* Task to complete *
Copy all lines that contain the word "clicks".

(Rows from a dataset)
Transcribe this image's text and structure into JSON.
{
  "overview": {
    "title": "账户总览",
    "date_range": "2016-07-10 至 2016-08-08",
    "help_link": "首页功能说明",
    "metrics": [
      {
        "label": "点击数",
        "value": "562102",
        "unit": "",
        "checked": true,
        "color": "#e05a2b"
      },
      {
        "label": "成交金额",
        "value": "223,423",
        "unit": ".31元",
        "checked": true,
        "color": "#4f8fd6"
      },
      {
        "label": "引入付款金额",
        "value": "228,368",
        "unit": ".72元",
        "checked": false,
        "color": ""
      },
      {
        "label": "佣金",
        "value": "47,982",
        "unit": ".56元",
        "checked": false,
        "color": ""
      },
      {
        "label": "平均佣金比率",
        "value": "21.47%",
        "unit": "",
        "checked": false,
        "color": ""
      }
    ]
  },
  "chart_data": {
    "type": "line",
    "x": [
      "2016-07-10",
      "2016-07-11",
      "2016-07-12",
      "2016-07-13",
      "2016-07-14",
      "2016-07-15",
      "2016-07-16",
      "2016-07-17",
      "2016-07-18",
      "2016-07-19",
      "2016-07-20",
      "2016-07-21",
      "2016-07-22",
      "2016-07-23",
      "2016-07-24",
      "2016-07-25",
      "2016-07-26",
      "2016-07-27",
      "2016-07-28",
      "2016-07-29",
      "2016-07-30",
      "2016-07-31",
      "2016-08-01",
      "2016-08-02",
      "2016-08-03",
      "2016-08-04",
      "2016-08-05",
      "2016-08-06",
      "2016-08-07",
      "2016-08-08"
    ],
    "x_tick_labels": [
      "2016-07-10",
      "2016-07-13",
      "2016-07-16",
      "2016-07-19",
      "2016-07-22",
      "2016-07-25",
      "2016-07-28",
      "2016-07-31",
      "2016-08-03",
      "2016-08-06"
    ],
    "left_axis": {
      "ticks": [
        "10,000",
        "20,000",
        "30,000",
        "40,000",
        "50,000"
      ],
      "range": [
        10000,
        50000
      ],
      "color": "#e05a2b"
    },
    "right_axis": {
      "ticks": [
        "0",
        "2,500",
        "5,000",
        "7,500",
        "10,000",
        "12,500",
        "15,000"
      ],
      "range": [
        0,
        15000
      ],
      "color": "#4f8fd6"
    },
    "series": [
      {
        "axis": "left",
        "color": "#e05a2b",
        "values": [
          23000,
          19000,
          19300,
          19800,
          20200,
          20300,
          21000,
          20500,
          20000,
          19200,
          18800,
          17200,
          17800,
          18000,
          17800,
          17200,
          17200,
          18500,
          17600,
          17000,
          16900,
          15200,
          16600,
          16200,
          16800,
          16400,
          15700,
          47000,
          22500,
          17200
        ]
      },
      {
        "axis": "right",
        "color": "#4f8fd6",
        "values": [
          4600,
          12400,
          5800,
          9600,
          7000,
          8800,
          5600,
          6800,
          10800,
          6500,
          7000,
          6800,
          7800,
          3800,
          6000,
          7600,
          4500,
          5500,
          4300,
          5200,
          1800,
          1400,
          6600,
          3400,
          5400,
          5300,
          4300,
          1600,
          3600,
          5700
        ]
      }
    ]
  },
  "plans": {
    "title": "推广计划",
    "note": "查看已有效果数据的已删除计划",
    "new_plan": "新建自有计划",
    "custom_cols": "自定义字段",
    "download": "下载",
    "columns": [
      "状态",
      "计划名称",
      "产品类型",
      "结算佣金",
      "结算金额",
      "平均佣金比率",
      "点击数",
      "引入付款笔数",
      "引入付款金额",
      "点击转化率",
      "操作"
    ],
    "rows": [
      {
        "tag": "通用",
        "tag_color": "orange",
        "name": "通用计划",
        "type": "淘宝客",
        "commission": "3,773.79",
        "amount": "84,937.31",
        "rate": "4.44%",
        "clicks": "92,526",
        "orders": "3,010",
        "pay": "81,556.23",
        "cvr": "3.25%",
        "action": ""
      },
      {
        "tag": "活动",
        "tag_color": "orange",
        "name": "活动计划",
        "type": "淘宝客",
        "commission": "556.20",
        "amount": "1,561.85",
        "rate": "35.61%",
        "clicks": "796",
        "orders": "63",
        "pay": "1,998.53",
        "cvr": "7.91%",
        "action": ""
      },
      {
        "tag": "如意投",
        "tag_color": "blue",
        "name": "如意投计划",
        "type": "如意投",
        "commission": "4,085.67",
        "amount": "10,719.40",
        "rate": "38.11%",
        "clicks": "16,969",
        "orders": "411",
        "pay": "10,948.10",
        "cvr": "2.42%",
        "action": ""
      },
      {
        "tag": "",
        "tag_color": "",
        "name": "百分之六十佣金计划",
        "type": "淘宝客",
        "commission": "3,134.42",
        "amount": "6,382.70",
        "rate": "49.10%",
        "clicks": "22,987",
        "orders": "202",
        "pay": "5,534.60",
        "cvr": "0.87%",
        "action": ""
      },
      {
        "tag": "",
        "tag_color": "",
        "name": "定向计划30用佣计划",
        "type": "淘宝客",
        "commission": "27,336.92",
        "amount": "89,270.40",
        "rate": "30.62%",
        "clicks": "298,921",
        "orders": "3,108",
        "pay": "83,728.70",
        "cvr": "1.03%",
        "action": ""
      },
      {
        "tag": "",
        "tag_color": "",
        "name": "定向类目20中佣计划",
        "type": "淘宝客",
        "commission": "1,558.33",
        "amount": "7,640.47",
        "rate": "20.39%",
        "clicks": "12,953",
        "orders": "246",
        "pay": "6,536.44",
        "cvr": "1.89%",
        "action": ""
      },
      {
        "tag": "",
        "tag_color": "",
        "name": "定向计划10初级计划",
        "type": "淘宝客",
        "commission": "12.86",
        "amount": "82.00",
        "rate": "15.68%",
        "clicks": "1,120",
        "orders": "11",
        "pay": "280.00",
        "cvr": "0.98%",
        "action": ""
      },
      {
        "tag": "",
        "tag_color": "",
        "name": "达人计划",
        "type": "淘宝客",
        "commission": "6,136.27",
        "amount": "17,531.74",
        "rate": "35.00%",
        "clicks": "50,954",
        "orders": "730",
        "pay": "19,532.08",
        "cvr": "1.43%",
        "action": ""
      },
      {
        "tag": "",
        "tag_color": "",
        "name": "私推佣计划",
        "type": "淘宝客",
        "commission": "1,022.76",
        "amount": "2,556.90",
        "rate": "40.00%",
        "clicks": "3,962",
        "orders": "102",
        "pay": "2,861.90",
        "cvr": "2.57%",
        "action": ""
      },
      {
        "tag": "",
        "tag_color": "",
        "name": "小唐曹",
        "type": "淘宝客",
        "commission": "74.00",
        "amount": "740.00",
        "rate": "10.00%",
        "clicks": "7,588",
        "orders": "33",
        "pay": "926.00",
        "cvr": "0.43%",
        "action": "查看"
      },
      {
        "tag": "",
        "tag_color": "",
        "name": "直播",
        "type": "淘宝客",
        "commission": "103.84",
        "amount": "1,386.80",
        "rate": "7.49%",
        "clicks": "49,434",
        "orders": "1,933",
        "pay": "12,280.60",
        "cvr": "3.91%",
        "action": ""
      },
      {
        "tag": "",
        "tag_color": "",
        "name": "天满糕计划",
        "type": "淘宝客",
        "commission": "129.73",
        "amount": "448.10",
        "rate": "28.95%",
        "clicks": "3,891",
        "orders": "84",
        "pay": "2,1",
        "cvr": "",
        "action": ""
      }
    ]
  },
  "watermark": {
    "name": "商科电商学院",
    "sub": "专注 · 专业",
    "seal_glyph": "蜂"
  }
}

* Answer below *
        "clicks": "92,526",
        "clicks": "796",
        "clicks": "16,969",
        "clicks": "22,987",
        "clicks": "298,921",
        "clicks": "12,953",
        "clicks": "1,120",
        "clicks": "50,954",
        "clicks": "3,962",
        "clicks": "7,588",
        "clicks": "49,434",
        "clicks": "3,891",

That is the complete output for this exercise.